● CHALLENGE: Every line of the material is to be repeated exactly as it stands.

● DATA RECORDS:
- - -

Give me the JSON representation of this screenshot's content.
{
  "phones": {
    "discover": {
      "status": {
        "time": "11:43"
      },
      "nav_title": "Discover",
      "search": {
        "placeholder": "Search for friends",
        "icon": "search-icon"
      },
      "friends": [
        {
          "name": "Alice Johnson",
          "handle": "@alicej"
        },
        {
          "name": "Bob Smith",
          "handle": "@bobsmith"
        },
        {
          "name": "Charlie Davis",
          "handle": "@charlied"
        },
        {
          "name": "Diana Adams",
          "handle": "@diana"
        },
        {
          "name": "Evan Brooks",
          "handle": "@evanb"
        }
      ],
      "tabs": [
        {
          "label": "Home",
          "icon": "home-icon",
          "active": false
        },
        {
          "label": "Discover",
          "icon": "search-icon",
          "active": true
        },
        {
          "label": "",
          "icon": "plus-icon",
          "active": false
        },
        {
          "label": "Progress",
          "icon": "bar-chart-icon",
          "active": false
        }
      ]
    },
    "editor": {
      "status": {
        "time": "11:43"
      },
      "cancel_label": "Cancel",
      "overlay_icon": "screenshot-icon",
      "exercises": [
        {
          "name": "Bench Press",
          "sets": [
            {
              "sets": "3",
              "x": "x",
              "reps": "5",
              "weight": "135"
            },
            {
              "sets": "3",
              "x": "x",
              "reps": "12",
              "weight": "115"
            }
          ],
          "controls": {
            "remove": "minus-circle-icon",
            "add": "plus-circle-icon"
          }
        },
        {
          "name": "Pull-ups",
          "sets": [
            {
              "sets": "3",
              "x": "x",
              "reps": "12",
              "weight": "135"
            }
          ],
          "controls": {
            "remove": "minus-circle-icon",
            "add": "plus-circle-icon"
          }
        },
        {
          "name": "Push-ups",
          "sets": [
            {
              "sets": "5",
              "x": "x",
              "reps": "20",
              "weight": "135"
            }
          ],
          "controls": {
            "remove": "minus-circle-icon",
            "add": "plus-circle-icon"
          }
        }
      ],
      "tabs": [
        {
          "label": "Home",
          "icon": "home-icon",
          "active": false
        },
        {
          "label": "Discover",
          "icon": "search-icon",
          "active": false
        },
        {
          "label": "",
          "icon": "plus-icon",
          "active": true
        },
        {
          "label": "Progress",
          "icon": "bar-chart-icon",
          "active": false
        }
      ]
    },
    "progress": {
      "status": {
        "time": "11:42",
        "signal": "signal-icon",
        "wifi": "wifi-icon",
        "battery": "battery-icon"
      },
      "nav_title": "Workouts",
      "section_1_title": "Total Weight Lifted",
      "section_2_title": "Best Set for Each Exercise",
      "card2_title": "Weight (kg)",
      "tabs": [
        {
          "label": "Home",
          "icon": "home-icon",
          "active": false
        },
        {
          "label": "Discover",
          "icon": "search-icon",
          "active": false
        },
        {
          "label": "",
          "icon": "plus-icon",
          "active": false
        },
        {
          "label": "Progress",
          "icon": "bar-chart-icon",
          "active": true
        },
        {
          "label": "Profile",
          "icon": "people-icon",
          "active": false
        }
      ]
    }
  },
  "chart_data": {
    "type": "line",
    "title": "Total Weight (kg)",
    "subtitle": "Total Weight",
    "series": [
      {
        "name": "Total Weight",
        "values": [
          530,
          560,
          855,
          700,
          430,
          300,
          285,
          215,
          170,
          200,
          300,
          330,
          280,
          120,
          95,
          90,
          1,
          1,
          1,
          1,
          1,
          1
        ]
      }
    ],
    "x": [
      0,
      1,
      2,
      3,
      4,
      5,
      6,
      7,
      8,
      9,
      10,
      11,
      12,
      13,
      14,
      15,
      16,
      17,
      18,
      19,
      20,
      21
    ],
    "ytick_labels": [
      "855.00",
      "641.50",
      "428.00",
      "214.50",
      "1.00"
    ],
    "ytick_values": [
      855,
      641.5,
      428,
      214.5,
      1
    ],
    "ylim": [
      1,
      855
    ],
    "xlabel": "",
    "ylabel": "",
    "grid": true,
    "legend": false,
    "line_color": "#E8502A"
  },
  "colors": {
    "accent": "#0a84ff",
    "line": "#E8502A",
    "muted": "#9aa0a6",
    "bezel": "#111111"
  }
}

- - -

● RESPONSE TO THE TASK:
Give me the JSON representation of this screenshot's content.
{
  "phones": {
    "discover": {
      "status": {
        "time": "11:43"
      },
      "nav_title": "Discover",
      "search": {
        "placeholder": "Search for friends",
        "icon": "search-icon"
      },
      "friends": [
        {
          "name": "Alice Johnson",
          "handle": "@alicej"
        },
        {
          "name": "Bob Smith",
          "handle": "@bobsmith"
        },
        {
          "name": "Charlie Davis",
          "handle": "@charlied"
        },
        {
          "name": "Diana Adams",
          "handle": "@diana"
        },
        {
          "name": "Evan Brooks",
          "handle": "@evanb"
        }
      ],
      "tabs": [
        {
          "label": "Home",
          "icon": "home-icon",
          "active": false
        },
        {
          "label": "Discover",
          "icon": "search-icon",
          "active": true
        },
        {
          "label": "",
          "icon": "plus-icon",
          "active": false
        },
        {
          "label": "Progress",
          "icon": "bar-chart-icon",
          "active": false
        }
      ]
    },
    "editor": {
      "status": {
        "time": "11:43"
      },
      "cancel_label": "Cancel",
      "overlay_icon": "screenshot-icon",
      "exercises": [
        {
          "name": "Bench Press",
          "sets": [
            {
              "sets": "3",
              "x": "x",
              "reps": "5",
              "weight": "135"
            },
            {
              "sets": "3",
              "x": "x",
              "reps": "12",
              "weight": "115"
            }
          ],
          "controls": {
            "remove": "minus-circle-icon",
            "add": "plus-circle-icon"
          }
        },
        {
          "name": "Pull-ups",
          "sets": [
            {
              "sets": "3",
              "x": "x",
              "reps": "12",
              "weight": "135"
            }
          ],
          "controls": {
            "remove": "minus-circle-icon",
            "add": "plus-circle-icon"
          }
        },
        {
          "name": "Push-ups",
          "sets": [
            {
              "sets": "5",
              "x": "x",
              "reps": "20",
              "weight": "135"
            }
          ],
          "controls": {
            "remove": "minus-circle-icon",
            "add": "plus-circle-icon"
          }
        }
      ],
      "tabs": [
        {
          "label": "Home",
          "icon": "home-icon",
          "active": false
        },
        {
          "label": "Discover",
          "icon": "search-icon",
          "active": false
        },
        {
          "label": "",
          "icon": "plus-icon",
          "active": true
        },
        {
          "label": "Progress",
          "icon": "bar-chart-icon",
          "active": false
        }
      ]
    },
    "progress": {
      "status": {
        "time": "11:42",
        "signal": "signal-icon",
        "wifi": "wifi-icon",
        "battery": "battery-icon"
      },
      "nav_title": "Workouts",
      "section_1_title": "Total Weight Lifted",
      "section_2_title": "Best Set for Each Exercise",
      "card2_title": "Weight (kg)",
      "tabs": [
        {
          "label": "Home",
          "icon": "home-icon",
          "active": false
        },
        {
          "label": "Discover",
          "icon": "search-icon",
          "active": false
        },
        {
          "label": "",
          "icon": "plus-icon",
          "active": false
        },
        {
          "label": "Progress",
          "icon": "bar-chart-icon",
          "active": true
        },
        {
          "label": "Profile",
          "icon": "people-icon",
          "active": false
        }
      ]
    }
  },
  "chart_data": {
    "type": "line",
    "title": "Total Weight (kg)",
    "subtitle": "Total Weight",
    "series": [
      {
        "name": "Total Weight",
        "values": [
          530,
          560,
          855,
          700,
          430,
          300,
          285,
          215,
          170,
          200,
          300,
          330,
          280,
          120,
          95,
          90,
          1,
          1,
          1,
          1,
          1,
          1
        ]
      }
    ],
    "x": [
      0,
      1,
      2,
      3,
      4,
      5,
      6,
      7,
      8,
      9,
      10,
      11,
      12,
      13,
      14,
      15,
      16,
      17,
      18,
      19,
      20,
      21
    ],
    "ytick_labels": [
      "855.00",
      "641.50",
      "428.00",
      "214.50",
      "1.00"
    ],
    "ytick_values": [
      855,
      641.5,
      428,
      214.5,
      1
    ],
    "ylim": [
      1,
      855
    ],
    "xlabel": "",
    "ylabel": "",
    "grid": true,
    "legend": false,
    "line_color": "#E8502A"
  },
  "colors": {
    "accent": "#0a84ff",
    "line": "#E8502A",
    "muted": "#9aa0a6",
    "bezel": "#111111"
  }
}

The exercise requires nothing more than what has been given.